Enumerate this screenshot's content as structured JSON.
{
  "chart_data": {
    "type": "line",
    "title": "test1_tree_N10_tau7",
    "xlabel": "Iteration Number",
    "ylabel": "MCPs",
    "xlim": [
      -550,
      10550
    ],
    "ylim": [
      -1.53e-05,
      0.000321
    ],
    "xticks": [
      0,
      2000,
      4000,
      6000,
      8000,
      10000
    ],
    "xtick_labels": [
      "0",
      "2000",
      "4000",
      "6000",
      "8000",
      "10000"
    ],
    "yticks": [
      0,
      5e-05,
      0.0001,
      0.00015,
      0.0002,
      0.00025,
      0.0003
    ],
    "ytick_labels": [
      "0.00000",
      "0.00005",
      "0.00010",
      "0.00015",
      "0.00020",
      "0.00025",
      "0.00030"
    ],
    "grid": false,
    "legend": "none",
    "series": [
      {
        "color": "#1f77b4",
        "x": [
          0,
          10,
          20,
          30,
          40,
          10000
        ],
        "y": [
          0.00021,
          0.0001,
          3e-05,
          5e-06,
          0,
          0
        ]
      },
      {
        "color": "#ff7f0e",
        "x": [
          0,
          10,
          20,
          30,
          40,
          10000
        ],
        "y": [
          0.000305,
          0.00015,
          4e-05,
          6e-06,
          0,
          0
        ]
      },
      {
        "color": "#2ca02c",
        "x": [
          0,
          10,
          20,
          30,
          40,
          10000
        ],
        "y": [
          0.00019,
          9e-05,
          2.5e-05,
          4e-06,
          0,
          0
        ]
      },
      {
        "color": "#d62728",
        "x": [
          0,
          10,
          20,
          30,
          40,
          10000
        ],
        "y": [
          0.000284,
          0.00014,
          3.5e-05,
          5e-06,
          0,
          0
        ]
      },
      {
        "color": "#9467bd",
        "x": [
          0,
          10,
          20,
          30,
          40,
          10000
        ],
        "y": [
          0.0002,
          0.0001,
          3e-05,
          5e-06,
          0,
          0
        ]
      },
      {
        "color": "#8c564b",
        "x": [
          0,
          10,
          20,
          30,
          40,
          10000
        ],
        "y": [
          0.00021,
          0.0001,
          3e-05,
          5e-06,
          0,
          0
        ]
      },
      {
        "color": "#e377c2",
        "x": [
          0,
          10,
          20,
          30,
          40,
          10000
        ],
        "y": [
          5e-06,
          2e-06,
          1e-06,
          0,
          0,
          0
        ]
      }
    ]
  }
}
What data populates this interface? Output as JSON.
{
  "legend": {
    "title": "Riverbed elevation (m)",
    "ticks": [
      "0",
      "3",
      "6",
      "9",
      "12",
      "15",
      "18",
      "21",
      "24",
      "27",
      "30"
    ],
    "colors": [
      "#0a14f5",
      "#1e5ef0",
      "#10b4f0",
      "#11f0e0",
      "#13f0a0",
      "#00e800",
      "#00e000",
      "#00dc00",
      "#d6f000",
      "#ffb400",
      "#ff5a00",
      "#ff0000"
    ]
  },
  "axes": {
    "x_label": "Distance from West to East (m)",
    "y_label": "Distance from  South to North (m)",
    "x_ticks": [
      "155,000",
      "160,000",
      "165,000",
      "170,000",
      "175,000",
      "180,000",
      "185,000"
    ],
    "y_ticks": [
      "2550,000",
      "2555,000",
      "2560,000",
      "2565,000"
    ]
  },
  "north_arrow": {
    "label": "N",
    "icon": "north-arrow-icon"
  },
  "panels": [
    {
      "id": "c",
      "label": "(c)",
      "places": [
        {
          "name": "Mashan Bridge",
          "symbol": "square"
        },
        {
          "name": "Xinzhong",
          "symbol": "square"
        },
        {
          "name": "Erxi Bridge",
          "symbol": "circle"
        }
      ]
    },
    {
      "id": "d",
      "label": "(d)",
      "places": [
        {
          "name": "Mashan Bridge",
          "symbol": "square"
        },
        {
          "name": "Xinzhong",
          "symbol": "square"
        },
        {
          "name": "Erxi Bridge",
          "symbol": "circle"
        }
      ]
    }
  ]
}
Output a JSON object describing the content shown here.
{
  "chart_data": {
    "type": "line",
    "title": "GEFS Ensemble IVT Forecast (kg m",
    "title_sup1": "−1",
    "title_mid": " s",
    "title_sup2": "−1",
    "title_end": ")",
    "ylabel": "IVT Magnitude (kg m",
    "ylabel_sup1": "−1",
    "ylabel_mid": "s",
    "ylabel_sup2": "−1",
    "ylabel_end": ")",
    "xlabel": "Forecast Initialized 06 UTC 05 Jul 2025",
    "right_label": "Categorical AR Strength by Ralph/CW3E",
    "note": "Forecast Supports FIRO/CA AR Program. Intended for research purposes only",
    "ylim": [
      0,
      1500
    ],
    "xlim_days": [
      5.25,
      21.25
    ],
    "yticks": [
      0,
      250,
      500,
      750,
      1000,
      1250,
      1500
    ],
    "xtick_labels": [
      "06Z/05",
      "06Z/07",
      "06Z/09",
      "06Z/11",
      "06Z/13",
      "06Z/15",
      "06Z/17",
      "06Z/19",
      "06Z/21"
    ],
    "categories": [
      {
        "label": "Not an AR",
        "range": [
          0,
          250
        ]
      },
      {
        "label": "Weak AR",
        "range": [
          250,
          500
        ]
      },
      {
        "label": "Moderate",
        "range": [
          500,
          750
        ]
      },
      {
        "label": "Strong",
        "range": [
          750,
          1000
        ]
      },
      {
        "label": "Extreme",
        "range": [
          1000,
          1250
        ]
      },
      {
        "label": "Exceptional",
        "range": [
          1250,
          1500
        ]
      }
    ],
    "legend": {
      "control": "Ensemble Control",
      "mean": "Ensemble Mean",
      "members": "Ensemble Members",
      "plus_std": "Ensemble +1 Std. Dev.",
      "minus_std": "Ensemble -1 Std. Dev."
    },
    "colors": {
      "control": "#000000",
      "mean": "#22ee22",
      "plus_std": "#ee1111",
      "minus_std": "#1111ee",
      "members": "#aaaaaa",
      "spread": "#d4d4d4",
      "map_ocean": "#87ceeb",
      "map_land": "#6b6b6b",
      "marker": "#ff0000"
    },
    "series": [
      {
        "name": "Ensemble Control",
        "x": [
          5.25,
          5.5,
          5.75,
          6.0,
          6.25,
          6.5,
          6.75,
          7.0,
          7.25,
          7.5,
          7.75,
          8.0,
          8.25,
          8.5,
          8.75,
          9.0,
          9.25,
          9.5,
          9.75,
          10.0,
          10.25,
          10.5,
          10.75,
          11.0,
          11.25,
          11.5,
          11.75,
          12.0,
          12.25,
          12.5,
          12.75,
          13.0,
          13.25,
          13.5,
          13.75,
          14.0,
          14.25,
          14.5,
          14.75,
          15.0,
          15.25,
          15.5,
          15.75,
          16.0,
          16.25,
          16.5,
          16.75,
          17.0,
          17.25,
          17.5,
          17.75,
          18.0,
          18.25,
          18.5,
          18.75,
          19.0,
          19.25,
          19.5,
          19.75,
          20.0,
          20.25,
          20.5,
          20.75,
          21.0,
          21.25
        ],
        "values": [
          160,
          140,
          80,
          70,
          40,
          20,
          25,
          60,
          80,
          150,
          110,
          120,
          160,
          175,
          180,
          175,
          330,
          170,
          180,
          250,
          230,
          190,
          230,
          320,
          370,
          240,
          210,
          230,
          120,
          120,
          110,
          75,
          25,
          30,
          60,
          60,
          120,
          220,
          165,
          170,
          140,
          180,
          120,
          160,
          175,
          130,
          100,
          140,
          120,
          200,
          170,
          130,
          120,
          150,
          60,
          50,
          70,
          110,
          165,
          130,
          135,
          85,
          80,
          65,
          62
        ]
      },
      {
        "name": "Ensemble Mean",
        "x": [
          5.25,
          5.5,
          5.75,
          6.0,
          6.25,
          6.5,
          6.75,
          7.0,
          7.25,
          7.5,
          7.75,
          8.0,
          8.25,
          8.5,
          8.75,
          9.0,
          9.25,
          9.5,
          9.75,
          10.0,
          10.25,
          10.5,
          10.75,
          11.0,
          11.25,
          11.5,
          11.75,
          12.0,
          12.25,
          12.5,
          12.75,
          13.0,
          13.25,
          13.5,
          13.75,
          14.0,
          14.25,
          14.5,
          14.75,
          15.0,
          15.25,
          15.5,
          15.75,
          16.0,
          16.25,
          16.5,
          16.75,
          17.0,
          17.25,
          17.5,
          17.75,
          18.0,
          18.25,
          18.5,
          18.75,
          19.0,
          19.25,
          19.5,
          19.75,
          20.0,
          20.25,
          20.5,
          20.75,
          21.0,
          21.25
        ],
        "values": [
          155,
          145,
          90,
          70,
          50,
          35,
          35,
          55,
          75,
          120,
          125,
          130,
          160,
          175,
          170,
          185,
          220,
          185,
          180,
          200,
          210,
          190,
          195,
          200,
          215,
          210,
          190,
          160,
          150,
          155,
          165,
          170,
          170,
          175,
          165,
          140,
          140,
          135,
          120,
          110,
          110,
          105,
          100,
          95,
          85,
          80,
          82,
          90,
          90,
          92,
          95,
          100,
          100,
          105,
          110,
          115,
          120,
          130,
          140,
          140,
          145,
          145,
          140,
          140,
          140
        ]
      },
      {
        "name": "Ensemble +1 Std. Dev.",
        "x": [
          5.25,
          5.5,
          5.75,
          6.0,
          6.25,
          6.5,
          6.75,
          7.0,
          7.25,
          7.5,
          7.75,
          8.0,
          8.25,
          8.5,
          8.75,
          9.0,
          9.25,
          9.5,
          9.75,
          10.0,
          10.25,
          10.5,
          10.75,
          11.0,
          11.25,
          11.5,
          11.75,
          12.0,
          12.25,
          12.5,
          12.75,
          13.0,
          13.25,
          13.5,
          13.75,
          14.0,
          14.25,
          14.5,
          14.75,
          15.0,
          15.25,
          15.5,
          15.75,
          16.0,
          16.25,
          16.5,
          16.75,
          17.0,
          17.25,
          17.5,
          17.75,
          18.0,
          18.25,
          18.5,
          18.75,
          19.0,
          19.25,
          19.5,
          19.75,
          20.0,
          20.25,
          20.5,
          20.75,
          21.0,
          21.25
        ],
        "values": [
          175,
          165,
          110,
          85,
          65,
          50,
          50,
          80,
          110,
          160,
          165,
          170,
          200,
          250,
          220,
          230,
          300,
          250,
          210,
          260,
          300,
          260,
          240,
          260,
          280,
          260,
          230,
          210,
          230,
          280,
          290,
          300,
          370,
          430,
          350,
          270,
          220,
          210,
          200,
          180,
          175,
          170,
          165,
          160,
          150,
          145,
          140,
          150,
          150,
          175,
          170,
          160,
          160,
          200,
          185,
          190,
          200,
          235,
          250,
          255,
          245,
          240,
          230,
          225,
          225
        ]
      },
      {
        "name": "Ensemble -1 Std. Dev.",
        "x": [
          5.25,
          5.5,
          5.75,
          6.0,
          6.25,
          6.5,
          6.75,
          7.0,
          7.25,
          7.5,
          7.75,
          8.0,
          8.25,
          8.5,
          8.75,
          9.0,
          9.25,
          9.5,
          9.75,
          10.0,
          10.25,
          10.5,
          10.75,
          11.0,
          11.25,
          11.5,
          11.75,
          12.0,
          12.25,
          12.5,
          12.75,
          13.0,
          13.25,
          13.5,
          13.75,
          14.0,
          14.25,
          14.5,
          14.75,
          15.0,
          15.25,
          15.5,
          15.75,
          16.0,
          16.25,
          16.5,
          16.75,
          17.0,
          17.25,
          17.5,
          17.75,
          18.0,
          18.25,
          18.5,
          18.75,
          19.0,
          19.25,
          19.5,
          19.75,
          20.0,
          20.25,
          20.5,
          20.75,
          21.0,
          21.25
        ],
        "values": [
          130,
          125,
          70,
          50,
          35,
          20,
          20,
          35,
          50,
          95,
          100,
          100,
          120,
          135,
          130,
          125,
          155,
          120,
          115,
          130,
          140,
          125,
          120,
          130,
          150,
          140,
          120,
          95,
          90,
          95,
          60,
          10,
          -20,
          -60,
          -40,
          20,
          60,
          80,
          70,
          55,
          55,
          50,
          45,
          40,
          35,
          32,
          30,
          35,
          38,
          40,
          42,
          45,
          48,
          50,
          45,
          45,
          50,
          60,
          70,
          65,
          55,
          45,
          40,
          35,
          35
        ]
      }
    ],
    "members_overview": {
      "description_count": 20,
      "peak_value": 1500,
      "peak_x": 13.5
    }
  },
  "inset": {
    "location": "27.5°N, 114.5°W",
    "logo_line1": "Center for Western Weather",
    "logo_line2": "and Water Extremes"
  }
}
⁂
◆ Task details:
Among the lines of the data, identify those with the word "JSON". Copy each of them.

◆ Written reply:
Enumerate this screenshot's content as structured JSON.
What data populates this interface? Output as JSON.
Output a JSON object describing the content shown here.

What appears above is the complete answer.